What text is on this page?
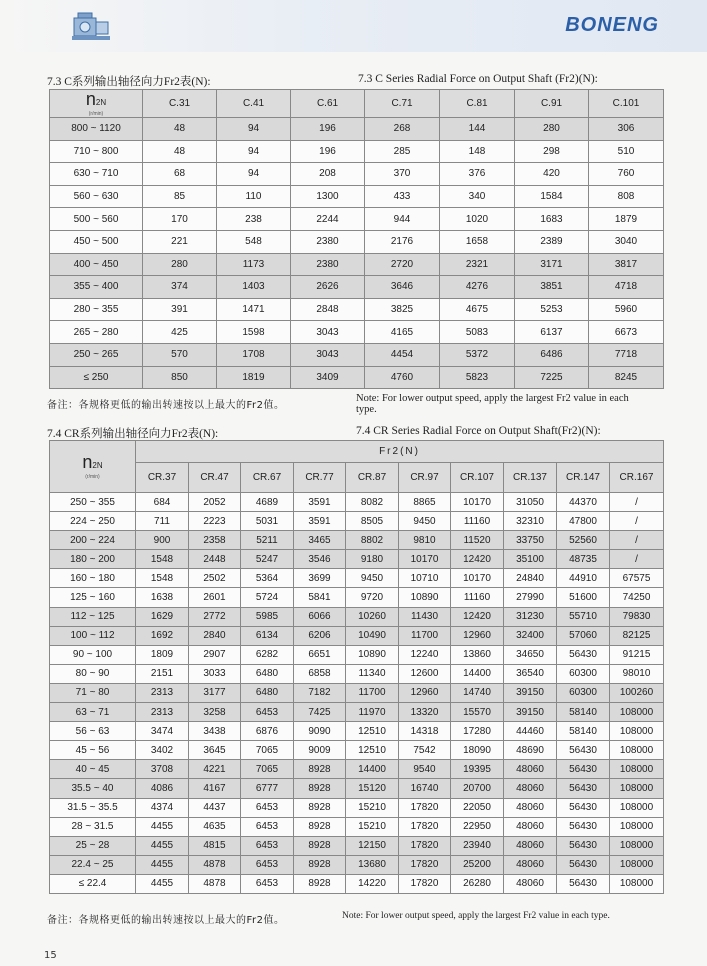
BONENG
7.3 C系列输出轴径向力Fr2表(N):	7.3 C Series Radial Force on Output Shaft (Fr2)(N):
n2N
(r/min)	C.31	C.41	C.61	C.71	C.81	C.91	C.101
800 ~ 1120	48	94	196	268	144	280	306
710 ~ 800	48	94	196	285	148	298	510
630 ~ 710	68	94	208	370	376	420	760
560 ~ 630	85	110	1300	433	340	1584	808
500 ~ 560	170	238	2244	944	1020	1683	1879
450 ~ 500	221	548	2380	2176	1658	2389	3040
400 ~ 450	280	1173	2380	2720	2321	3171	3817
355 ~ 400	374	1403	2626	3646	4276	3851	4718
280 ~ 355	391	1471	2848	3825	4675	5253	5960
265 ~ 280	425	1598	3043	4165	5083	6137	6673
250 ~ 265	570	1708	3043	4454	5372	6486	7718
≤ 250	850	1819	3409	4760	5823	7225	8245
备注：各规格更低的输出转速按以上最大的Fr2值。
Note: For lower output speed, apply the largest Fr2 value in each type.
7.4 CR系列输出轴径向力Fr2表(N):	7.4 CR Series Radial Force on Output Shaft(Fr2)(N):
n2N
(r/min)	Fr2(N)									
	CR.37	CR.47	CR.67	CR.77	CR.87	CR.97	CR.107	CR.137	CR.147	CR.167
250 ~ 355	684	2052	4689	3591	8082	8865	10170	31050	44370	/
224 ~ 250	711	2223	5031	3591	8505	9450	11160	32310	47800	/
200 ~ 224	900	2358	5211	3465	8802	9810	11520	33750	52560	/
180 ~ 200	1548	2448	5247	3546	9180	10170	12420	35100	48735	/
160 ~ 180	1548	2502	5364	3699	9450	10710	10170	24840	44910	67575
125 ~ 160	1638	2601	5724	5841	9720	10890	11160	27990	51600	74250
112 ~ 125	1629	2772	5985	6066	10260	11430	12420	31230	55710	79830
100 ~ 112	1692	2840	6134	6206	10490	11700	12960	32400	57060	82125
90 ~ 100	1809	2907	6282	6651	10890	12240	13860	34650	56430	91215
80 ~ 90	2151	3033	6480	6858	11340	12600	14400	36540	60300	98010
71 ~ 80	2313	3177	6480	7182	11700	12960	14740	39150	60300	100260
63 ~ 71	2313	3258	6453	7425	11970	13320	15570	39150	58140	108000
56 ~ 63	3474	3438	6876	9090	12510	14318	17280	44460	58140	108000
45 ~ 56	3402	3645	7065	9009	12510	7542	18090	48690	56430	108000
40 ~ 45	3708	4221	7065	8928	14400	9540	19395	48060	56430	108000
35.5 ~ 40	4086	4167	6777	8928	15120	16740	20700	48060	56430	108000
31.5 ~ 35.5	4374	4437	6453	8928	15210	17820	22050	48060	56430	108000
28 ~ 31.5	4455	4635	6453	8928	15210	17820	22950	48060	56430	108000
25 ~ 28	4455	4815	6453	8928	12150	17820	23940	48060	56430	108000
22.4 ~ 25	4455	4878	6453	8928	13680	17820	25200	48060	56430	108000
≤ 22.4	4455	4878	6453	8928	14220	17820	26280	48060	56430	108000
备注：各规格更低的输出转速按以上最大的Fr2值。	Note: For lower output speed, apply the largest Fr2 value in each type.
15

..........

» **Stated task**: The answer is a single number, the count of lines in the records that contain the string "Note".

» **Response to the exercise**: 2